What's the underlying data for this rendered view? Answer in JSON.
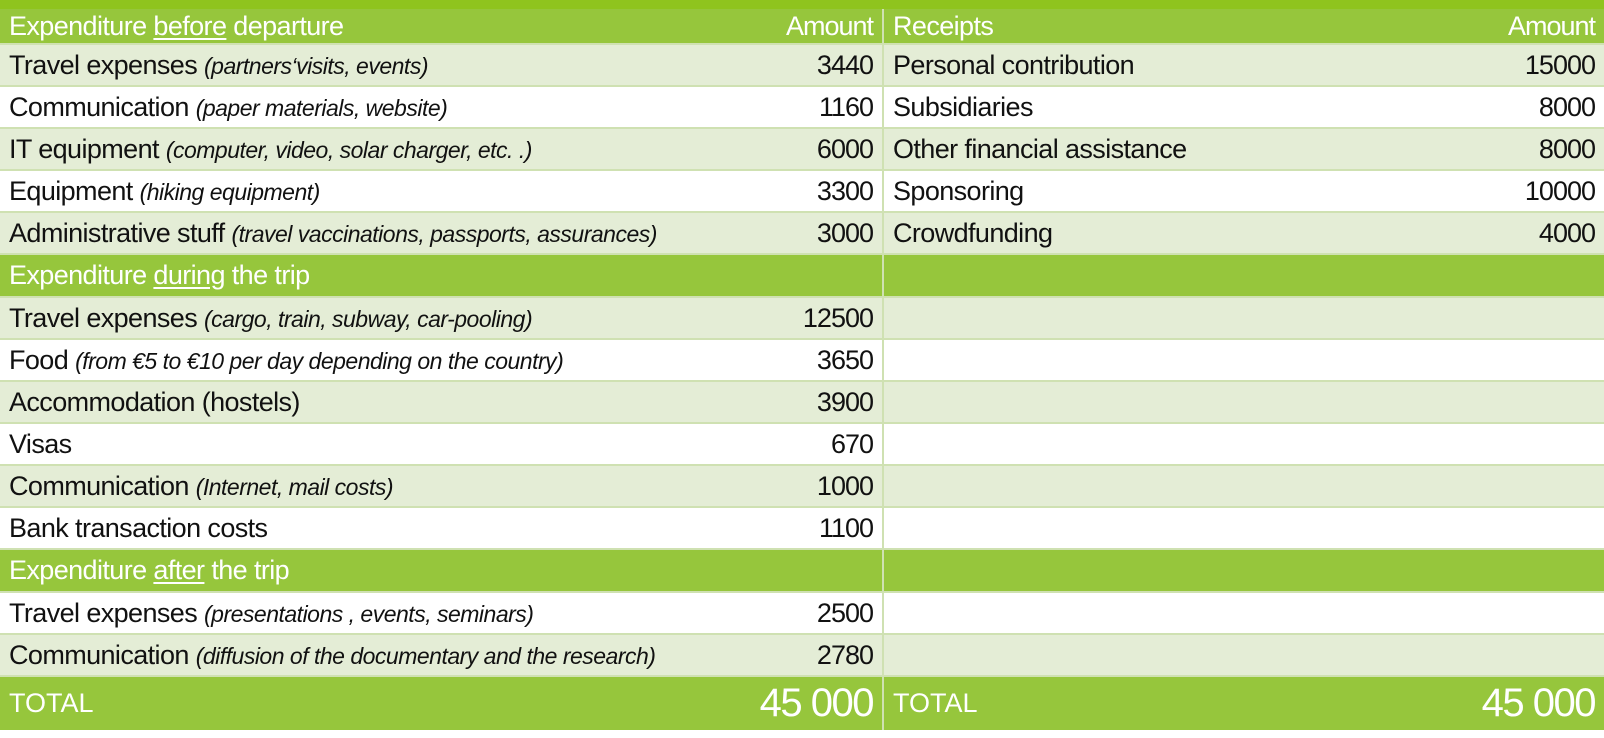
{
  "colors": {
    "header_green": "#96c63c",
    "top_bar_green": "#8fc41e",
    "light_row": "#e4edd6",
    "white_row": "#ffffff",
    "border": "#cfe1b2"
  },
  "expenditure": {
    "before_header": {
      "pre": "Expenditure ",
      "emph": "before",
      "post": " departure",
      "amount_label": "Amount"
    },
    "before_rows": [
      {
        "label": "Travel expenses",
        "note": "(partners‘visits, events)",
        "amount": "3440"
      },
      {
        "label": "Communication",
        "note": "(paper materials, website)",
        "amount": "1160"
      },
      {
        "label": "IT equipment",
        "note": "(computer, video, solar charger, etc. .)",
        "amount": "6000"
      },
      {
        "label": "Equipment",
        "note": "(hiking  equipment)",
        "amount": "3300"
      },
      {
        "label": "Administrative stuff",
        "note": "(travel vaccinations, passports, assurances)",
        "amount": "3000"
      }
    ],
    "during_header": {
      "pre": "Expenditure ",
      "emph": "during",
      "post": " the trip"
    },
    "during_rows": [
      {
        "label": "Travel expenses",
        "note": "(cargo, train, subway, car-pooling)",
        "amount": "12500"
      },
      {
        "label": "Food",
        "note": "(from €5 to €10 per day depending on the country)",
        "amount": "3650"
      },
      {
        "label": "Accommodation (hostels)",
        "note": "",
        "amount": "3900"
      },
      {
        "label": "Visas",
        "note": "",
        "amount": "670"
      },
      {
        "label": "Communication",
        "note": "(Internet, mail costs)",
        "amount": "1000"
      },
      {
        "label": "Bank transaction costs",
        "note": "",
        "amount": "1100"
      }
    ],
    "after_header": {
      "pre": "Expenditure ",
      "emph": "after",
      "post": " the trip"
    },
    "after_rows": [
      {
        "label": "Travel expenses",
        "note": "(presentations , events, seminars)",
        "amount": "2500"
      },
      {
        "label": "Communication",
        "note": "(diffusion of the documentary and the research)",
        "amount": "2780"
      }
    ],
    "total_label": "TOTAL",
    "total_amount": "45 000"
  },
  "receipts": {
    "header": {
      "label": "Receipts",
      "amount_label": "Amount"
    },
    "rows": [
      {
        "label": "Personal contribution",
        "amount": "15000"
      },
      {
        "label": "Subsidiaries",
        "amount": "8000"
      },
      {
        "label": "Other financial assistance",
        "amount": "8000"
      },
      {
        "label": "Sponsoring",
        "amount": "10000"
      },
      {
        "label": "Crowdfunding",
        "amount": "4000"
      }
    ],
    "total_label": "TOTAL",
    "total_amount": "45 000"
  }
}
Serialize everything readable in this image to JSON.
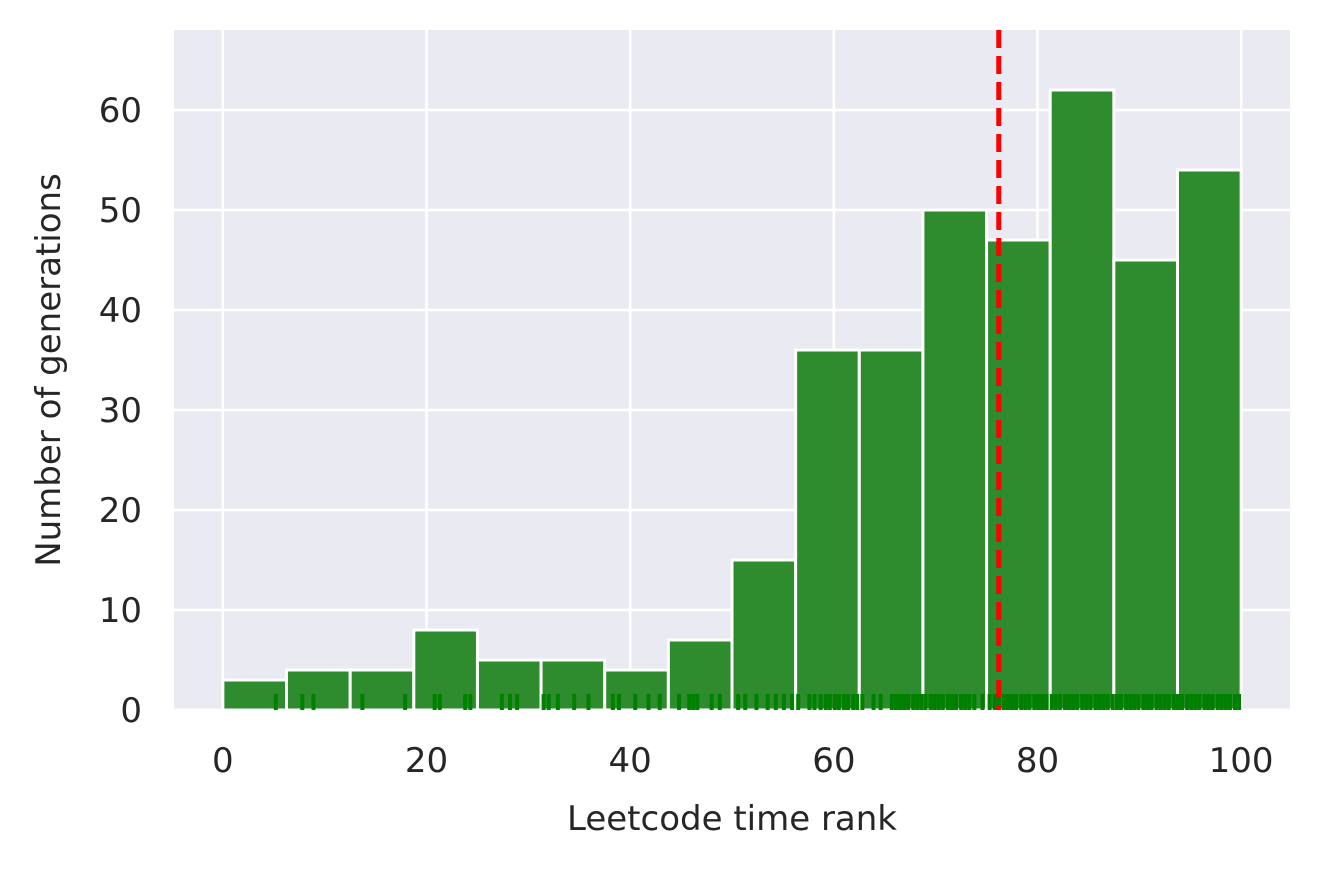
{
  "chart_data": {
    "type": "bar",
    "xlabel": "Leetcode time rank",
    "ylabel": "Number of generations",
    "xlim": [
      -4.8,
      104.8
    ],
    "ylim": [
      0,
      68
    ],
    "xticks": [
      0,
      20,
      40,
      60,
      80,
      100
    ],
    "yticks": [
      0,
      10,
      20,
      30,
      40,
      50,
      60
    ],
    "grid": true,
    "bin_edges": [
      0,
      6.25,
      12.5,
      18.75,
      25,
      31.25,
      37.5,
      43.75,
      50,
      56.25,
      62.5,
      68.75,
      75,
      81.25,
      87.5,
      93.75,
      100
    ],
    "values": [
      3,
      4,
      4,
      8,
      5,
      5,
      4,
      7,
      15,
      36,
      36,
      50,
      47,
      62,
      45,
      54
    ],
    "mean_line": {
      "x": 76.2,
      "style": "dashed"
    },
    "rug_x": [
      5.2,
      7.8,
      8.9,
      13.7,
      17.9,
      20.8,
      21.3,
      23.8,
      24.3,
      27.4,
      28.2,
      28.9,
      31.5,
      32.0,
      32.9,
      34.5,
      35.9,
      38.3,
      38.9,
      40.5,
      41.8,
      42.9,
      44.8,
      45.8,
      46.2,
      46.6,
      48.0,
      48.8,
      50.6,
      51.3,
      52.4,
      53.5,
      54.3,
      55.1,
      55.9,
      56.5,
      57.6,
      58.1,
      58.7,
      59.2,
      59.6,
      60.1,
      60.5,
      61.0,
      61.4,
      61.9,
      62.3,
      62.8,
      63.9,
      64.6,
      65.7,
      66.1,
      66.5,
      66.9,
      67.3,
      67.8,
      68.2,
      68.6,
      69.0,
      69.5,
      69.9,
      70.3,
      70.7,
      71.2,
      71.6,
      72.0,
      72.5,
      72.9,
      73.3,
      73.8,
      74.6,
      75.3,
      75.8,
      76.2,
      76.7,
      77.1,
      77.5,
      77.9,
      78.4,
      78.8,
      79.2,
      79.7,
      80.1,
      80.5,
      80.9,
      81.4,
      81.8,
      82.2,
      82.7,
      83.1,
      83.5,
      83.9,
      84.4,
      84.8,
      85.2,
      85.7,
      86.1,
      86.5,
      86.9,
      87.4,
      87.8,
      88.2,
      88.7,
      89.1,
      89.5,
      89.9,
      90.4,
      90.8,
      91.2,
      91.7,
      92.1,
      92.5,
      92.9,
      93.4,
      93.8,
      94.2,
      94.7,
      95.1,
      95.5,
      95.9,
      96.4,
      96.8,
      97.2,
      97.7,
      98.1,
      98.5,
      98.9,
      99.4,
      99.8
    ],
    "colors": {
      "bar": "#2e8b2e",
      "rug": "#008000",
      "mean_line": "#ff0000",
      "plot_background": "#eaeaf2",
      "grid": "#ffffff"
    }
  }
}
◆ ◆ ◆ ◆ ◆
The task
What is needed is an exact reproduction of the data, pictures excluded.

Task answer
What's the underlying data for this rendered view? Answer in JSON.
{
  "colors": {
    "header_green": "#96c63c",
    "top_bar_green": "#8fc41e",
    "light_row": "#e4edd6",
    "white_row": "#ffffff",
    "border": "#cfe1b2"
  },
  "expenditure": {
    "before_header": {
      "pre": "Expenditure ",
      "emph": "before",
      "post": " departure",
      "amount_label": "Amount"
    },
    "before_rows": [
      {
        "label": "Travel expenses",
        "note": "(partners‘visits, events)",
        "amount": "3440"
      },
      {
        "label": "Communication",
        "note": "(paper materials, website)",
        "amount": "1160"
      },
      {
        "label": "IT equipment",
        "note": "(computer, video, solar charger, etc. .)",
        "amount": "6000"
      },
      {
        "label": "Equipment",
        "note": "(hiking  equipment)",
        "amount": "3300"
      },
      {
        "label": "Administrative stuff",
        "note": "(travel vaccinations, passports, assurances)",
        "amount": "3000"
      }
    ],
    "during_header": {
      "pre": "Expenditure ",
      "emph": "during",
      "post": " the trip"
    },
    "during_rows": [
      {
        "label": "Travel expenses",
        "note": "(cargo, train, subway, car-pooling)",
        "amount": "12500"
      },
      {
        "label": "Food",
        "note": "(from €5 to €10 per day depending on the country)",
        "amount": "3650"
      },
      {
        "label": "Accommodation (hostels)",
        "note": "",
        "amount": "3900"
      },
      {
        "label": "Visas",
        "note": "",
        "amount": "670"
      },
      {
        "label": "Communication",
        "note": "(Internet, mail costs)",
        "amount": "1000"
      },
      {
        "label": "Bank transaction costs",
        "note": "",
        "amount": "1100"
      }
    ],
    "after_header": {
      "pre": "Expenditure ",
      "emph": "after",
      "post": " the trip"
    },
    "after_rows": [
      {
        "label": "Travel expenses",
        "note": "(presentations , events, seminars)",
        "amount": "2500"
      },
      {
        "label": "Communication",
        "note": "(diffusion of the documentary and the research)",
        "amount": "2780"
      }
    ],
    "total_label": "TOTAL",
    "total_amount": "45 000"
  },
  "receipts": {
    "header": {
      "label": "Receipts",
      "amount_label": "Amount"
    },
    "rows": [
      {
        "label": "Personal contribution",
        "amount": "15000"
      },
      {
        "label": "Subsidiaries",
        "amount": "8000"
      },
      {
        "label": "Other financial assistance",
        "amount": "8000"
      },
      {
        "label": "Sponsoring",
        "amount": "10000"
      },
      {
        "label": "Crowdfunding",
        "amount": "4000"
      }
    ],
    "total_label": "TOTAL",
    "total_amount": "45 000"
  }
}
Serialize everything readable in this image to JSON.
{
  "chart_data": {
    "type": "bar",
    "xlabel": "Leetcode time rank",
    "ylabel": "Number of generations",
    "xlim": [
      -4.8,
      104.8
    ],
    "ylim": [
      0,
      68
    ],
    "xticks": [
      0,
      20,
      40,
      60,
      80,
      100
    ],
    "yticks": [
      0,
      10,
      20,
      30,
      40,
      50,
      60
    ],
    "grid": true,
    "bin_edges": [
      0,
      6.25,
      12.5,
      18.75,
      25,
      31.25,
      37.5,
      43.75,
      50,
      56.25,
      62.5,
      68.75,
      75,
      81.25,
      87.5,
      93.75,
      100
    ],
    "values": [
      3,
      4,
      4,
      8,
      5,
      5,
      4,
      7,
      15,
      36,
      36,
      50,
      47,
      62,
      45,
      54
    ],
    "mean_line": {
      "x": 76.2,
      "style": "dashed"
    },
    "rug_x": [
      5.2,
      7.8,
      8.9,
      13.7,
      17.9,
      20.8,
      21.3,
      23.8,
      24.3,
      27.4,
      28.2,
      28.9,
      31.5,
      32.0,
      32.9,
      34.5,
      35.9,
      38.3,
      38.9,
      40.5,
      41.8,
      42.9,
      44.8,
      45.8,
      46.2,
      46.6,
      48.0,
      48.8,
      50.6,
      51.3,
      52.4,
      53.5,
      54.3,
      55.1,
      55.9,
      56.5,
      57.6,
      58.1,
      58.7,
      59.2,
      59.6,
      60.1,
      60.5,
      61.0,
      61.4,
      61.9,
      62.3,
      62.8,
      63.9,
      64.6,
      65.7,
      66.1,
      66.5,
      66.9,
      67.3,
      67.8,
      68.2,
      68.6,
      69.0,
      69.5,
      69.9,
      70.3,
      70.7,
      71.2,
      71.6,
      72.0,
      72.5,
      72.9,
      73.3,
      73.8,
      74.6,
      75.3,
      75.8,
      76.2,
      76.7,
      77.1,
      77.5,
      77.9,
      78.4,
      78.8,
      79.2,
      79.7,
      80.1,
      80.5,
      80.9,
      81.4,
      81.8,
      82.2,
      82.7,
      83.1,
      83.5,
      83.9,
      84.4,
      84.8,
      85.2,
      85.7,
      86.1,
      86.5,
      86.9,
      87.4,
      87.8,
      88.2,
      88.7,
      89.1,
      89.5,
      89.9,
      90.4,
      90.8,
      91.2,
      91.7,
      92.1,
      92.5,
      92.9,
      93.4,
      93.8,
      94.2,
      94.7,
      95.1,
      95.5,
      95.9,
      96.4,
      96.8,
      97.2,
      97.7,
      98.1,
      98.5,
      98.9,
      99.4,
      99.8
    ],
    "colors": {
      "bar": "#2e8b2e",
      "rug": "#008000",
      "mean_line": "#ff0000",
      "plot_background": "#eaeaf2",
      "grid": "#ffffff"
    }
  }
}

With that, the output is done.